• [Exercise set]
• 1. In the R walkthrough of PISA scores below, rewrite the paragraph that begins "The distribution of scores seem to resemble" more briefly, keeping its main facts.
• 2. Answer these questions from the R walkthrough of PISA scores that appears below:
(a) How many unique schools does the data set contain?
(b) What color are the points in the Reading scatter plot?
(c) Which two statistical tests are named for confirming normality?
• 3. Carry the R walkthrough of PISA scores below forward from its last sentence.

• [Text segment]
'''

Combined Visual of the distribution of scores in general

We will use patchwork to create a composite plot.

Show the code

library(patchwork)

patch1 <- (plt1+plt2) / (plt3+plt4)  + 
              plot_annotation(
                title = "Distribution of student performance in Math, Reading and Science")

patch1 & theme( axis.text.y = element_blank(),panel.grid.major = element_blank(),)

Observation 1

The distribution of scores seem to resemble a normal distribution across all 3 subjects. Singaporean students seem to have a higher mean score In Mathematics relative to Reading and Science.

Further statistical tests like the Anderson-Darling or Shapiro-Wilk tests will need to be conducted to confirm the normality in distribution.

1.3.2 Relationship between Scores and Schools

The objective of this visualization is to examine the relationship between subject scores and the schools sampled in the PISA test.

We will use unique() and length() to obtain the number of unique schools in the data set.

unique_values <- unique(stu_qqq_SG$CNTSCHID)

length(unique_values)

[1] 164

There are 164 unique schools in this data set.

Next, we use the code below to plot our scatter plots.

Show the code

p1 <- ggplot(stu_qqq_SG, aes(x = CNTSCHID, y = PV1MATH)) +
  geom_point(color = "lightblue", alpha = 0.5) +
  geom_hline(yintercept = Math_mean_SG$Mean, color = "black", linetype = "dashed") +  
  annotate("text", x = Inf, y = Math_mean_SG$Mean, label = paste("Mean =", round(Math_mean_SG$Mean, 2)), 
           hjust = 1, vjust = -1) +  
  labs(x = "School ID",
       y = "PV1 Math Score") +
  theme_minimal()

p2 <- ggplot(stu_qqq_SG, aes(x = CNTSCHID, y = PV1READ)) +
  geom_point(color = "lightgreen", alpha = 0.5) +
  geom_hline(yintercept = Read_mean_SG$Mean, color = "black", linetype = "dashed") +  
  annotate("text", x = Inf, y = Read_mean_SG$Mean, label = paste("Mean =", round(Read_mean_SG$Mean, 2)), 
           hjust = 1, vjust = -1) +  
  labs(x = "School ID",
       y = "PV1 Reading Score") +
  theme_minimal()

p3 <- ggplot(stu_qqq_SG, aes(x = CNTSCHID, y = PV1SCIE)) +
  geom_point(color = "lightpink", alpha = 0.5) +
  geom_hline(yintercept = SCIE_mean_SG$Mean, color = "black", linetype = "dashed") +  
  annotate("text", x = Inf, y = SCIE_mean_SG$Mean, label = paste("Mean =", round(SCIE_mean_SG$Mean, 2)), 
           hjust = 1, vjust = -1) +  
  labs(x = "School ID",
       y = "PV1 Science Score") +
  theme_minimal()

Combined Visual of the distribution of scores across Schools

We will use patchwork to create a composite plot.

'''

• [Records]
'''

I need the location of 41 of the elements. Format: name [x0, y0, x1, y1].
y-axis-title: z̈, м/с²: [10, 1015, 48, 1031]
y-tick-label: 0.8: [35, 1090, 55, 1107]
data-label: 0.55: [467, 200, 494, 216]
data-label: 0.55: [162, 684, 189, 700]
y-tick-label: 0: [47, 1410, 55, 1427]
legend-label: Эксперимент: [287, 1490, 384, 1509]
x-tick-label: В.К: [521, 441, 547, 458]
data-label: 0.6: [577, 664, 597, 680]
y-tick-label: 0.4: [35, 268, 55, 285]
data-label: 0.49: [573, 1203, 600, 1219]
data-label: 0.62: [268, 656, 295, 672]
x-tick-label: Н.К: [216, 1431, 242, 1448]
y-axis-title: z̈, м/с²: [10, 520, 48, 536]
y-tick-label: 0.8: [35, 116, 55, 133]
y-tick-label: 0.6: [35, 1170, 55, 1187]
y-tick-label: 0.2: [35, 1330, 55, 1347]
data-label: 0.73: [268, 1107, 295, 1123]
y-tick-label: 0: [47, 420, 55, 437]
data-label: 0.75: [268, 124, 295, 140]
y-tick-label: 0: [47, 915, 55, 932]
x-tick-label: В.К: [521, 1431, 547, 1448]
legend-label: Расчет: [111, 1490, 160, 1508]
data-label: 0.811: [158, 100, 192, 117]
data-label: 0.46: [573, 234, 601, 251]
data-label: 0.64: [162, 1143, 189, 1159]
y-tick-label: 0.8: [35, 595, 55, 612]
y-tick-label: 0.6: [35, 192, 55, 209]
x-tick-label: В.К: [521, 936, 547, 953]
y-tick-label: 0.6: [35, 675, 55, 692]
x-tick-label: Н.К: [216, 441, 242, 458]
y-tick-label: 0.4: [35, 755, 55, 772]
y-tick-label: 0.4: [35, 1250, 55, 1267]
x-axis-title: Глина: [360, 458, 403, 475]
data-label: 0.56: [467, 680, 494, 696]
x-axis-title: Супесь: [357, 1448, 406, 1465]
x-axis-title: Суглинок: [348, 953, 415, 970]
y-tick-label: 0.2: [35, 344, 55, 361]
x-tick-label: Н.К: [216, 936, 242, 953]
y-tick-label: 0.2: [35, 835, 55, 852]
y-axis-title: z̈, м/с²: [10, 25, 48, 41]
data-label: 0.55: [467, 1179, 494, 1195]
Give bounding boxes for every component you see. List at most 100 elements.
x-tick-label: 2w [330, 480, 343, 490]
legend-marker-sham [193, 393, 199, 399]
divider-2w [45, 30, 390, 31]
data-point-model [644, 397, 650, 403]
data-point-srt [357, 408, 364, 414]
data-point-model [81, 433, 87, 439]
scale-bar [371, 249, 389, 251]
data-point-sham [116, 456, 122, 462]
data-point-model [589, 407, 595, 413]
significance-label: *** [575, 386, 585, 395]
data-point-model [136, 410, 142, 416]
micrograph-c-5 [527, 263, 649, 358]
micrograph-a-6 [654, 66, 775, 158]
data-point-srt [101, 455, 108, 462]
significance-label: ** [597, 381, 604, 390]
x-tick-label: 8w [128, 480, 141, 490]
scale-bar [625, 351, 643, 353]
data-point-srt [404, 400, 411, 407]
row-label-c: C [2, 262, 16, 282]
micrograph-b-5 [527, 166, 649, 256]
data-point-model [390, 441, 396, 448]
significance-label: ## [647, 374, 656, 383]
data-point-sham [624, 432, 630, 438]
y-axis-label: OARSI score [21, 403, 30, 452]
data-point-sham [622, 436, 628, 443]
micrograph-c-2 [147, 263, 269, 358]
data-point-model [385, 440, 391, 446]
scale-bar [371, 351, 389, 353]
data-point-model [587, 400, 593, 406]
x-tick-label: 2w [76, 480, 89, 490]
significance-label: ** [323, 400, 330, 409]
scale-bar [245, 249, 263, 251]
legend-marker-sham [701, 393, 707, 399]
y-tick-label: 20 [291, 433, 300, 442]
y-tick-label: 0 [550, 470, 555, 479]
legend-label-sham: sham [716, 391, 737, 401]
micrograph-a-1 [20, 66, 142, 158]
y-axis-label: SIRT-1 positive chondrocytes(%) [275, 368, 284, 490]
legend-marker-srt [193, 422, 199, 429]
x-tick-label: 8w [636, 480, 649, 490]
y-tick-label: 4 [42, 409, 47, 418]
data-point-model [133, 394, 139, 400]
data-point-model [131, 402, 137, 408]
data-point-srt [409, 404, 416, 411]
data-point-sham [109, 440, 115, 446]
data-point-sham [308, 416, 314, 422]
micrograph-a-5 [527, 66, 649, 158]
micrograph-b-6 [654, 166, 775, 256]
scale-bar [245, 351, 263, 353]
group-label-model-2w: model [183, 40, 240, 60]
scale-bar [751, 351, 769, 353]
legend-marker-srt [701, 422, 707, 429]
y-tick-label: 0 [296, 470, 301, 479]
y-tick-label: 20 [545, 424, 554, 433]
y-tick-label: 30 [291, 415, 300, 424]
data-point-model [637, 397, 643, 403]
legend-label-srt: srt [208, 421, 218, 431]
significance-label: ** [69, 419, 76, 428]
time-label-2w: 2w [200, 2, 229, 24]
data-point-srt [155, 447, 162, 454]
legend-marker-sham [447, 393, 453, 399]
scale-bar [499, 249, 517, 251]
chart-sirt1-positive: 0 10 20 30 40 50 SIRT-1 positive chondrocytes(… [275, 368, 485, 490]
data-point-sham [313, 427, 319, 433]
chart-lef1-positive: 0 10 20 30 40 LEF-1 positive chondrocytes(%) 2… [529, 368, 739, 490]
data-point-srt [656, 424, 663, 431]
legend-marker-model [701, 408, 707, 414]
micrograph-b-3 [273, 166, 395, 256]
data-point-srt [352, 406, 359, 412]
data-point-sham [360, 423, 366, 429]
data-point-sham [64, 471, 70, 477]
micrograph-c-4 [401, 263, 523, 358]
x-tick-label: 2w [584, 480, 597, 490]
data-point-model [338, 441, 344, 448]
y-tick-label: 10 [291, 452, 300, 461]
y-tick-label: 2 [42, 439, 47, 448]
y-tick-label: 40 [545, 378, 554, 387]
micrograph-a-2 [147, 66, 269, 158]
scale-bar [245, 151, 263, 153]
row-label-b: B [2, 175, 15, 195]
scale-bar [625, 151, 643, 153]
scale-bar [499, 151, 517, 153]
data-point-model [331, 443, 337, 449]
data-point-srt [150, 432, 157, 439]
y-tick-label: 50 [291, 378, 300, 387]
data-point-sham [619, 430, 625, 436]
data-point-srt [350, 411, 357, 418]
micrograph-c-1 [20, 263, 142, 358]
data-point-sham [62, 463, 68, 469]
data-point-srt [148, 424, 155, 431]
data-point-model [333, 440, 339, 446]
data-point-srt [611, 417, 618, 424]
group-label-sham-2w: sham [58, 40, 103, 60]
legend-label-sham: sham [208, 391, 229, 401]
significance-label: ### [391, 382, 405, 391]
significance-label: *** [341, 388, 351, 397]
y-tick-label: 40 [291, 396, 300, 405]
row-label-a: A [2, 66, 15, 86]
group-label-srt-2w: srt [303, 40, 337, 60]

'''

• [Answers to the exercises]
• 1. Scores in all three subjects appear roughly normally distributed, and Singaporean students seem to score higher on average in Mathematics than in Reading or Science.

• 2.
(a) 164
(b) Light green
(c) The Anderson-Darling and Shapiro-Wilk tests

• 3.
Show the code

patch2 <- p1/p2/p3 + 
              plot_annotation(
                title = "Students seem to be performing equally across Schools")

patch2 & theme( axis.text.y = element_blank(),panel.grid.major = element_blank(),)

Observation 2

Across the 164 schools, students seem to be performing equally across the 3 subjects. There are no significant clusters that are different from each other, for example, a large number of schools which only have good scores or only poor scores.

Additional analysis could be done to examine if the highest and lowest performing students (in terms of scores) belong to the same type of schools.

Since this data set only contains students on students, there is no additional information on either the type of school or its resources.. Further analysis could incorporate other data sets to build a more complete analysis.

1.3.3 Relationship between Scores and Gender

The objective of this visualization is to examine the relationship between subject scores and gender within the students sampled in the PISA test.

The gender column of the data set is named as “ST004D01T” with values of 1=Female and 2=Male.

The pisa.mean.pv() function from the instvy package enables us to calculate the mean scores from the 10 Plausible Values and enables us to further group by gender.

In the code below, we will create separate tables for the mean scores for each subject by different genders.

Show the code

Math_gender <- pisa.mean.pv(pvlabel = paste0("PV",1:10,"MATH"), by = "ST004D01T", data = stu_qqq_SG)

Math_gender$ST004D01T <- factor(Math_gender$ST004D01T, levels = c(1, 2), labels = c("Female", "Male"))

Read_gender <- pisa.mean.pv(pvlabel = paste0("PV",1:10,"READ"), by = "ST004D01T", data = stu_qqq_SG)

Read_gender$ST004D01T <- factor(Read_gender$ST004D01T, levels = c(1, 2), labels = c("Female", "Male"))

SCIE_gender <- pisa.mean.pv(pvlabel = paste0("PV",1:10,"SCIE"), by = "ST004D01T", data = stu_qqq_SG)

SCIE_gender$ST004D01T <- factor(SCIE_gender$ST004D01T, levels = c(1, 2), labels = c("Female", "Male"))

Below is how the new tables look like for mean Math score grouped by gender. We can use the mean statistic here as an additional statistic for our box plots.

print(Math_gender)

  ST004D01T Freq   Mean s.e.     SD  s.e
1    Female 3248 568.49 1.65  97.62 1.14
2      Male 3358 580.59 1.75 107.20 1.33

Next, we plot the PV1 scores by different genders to examine the performance of different genders across subjects.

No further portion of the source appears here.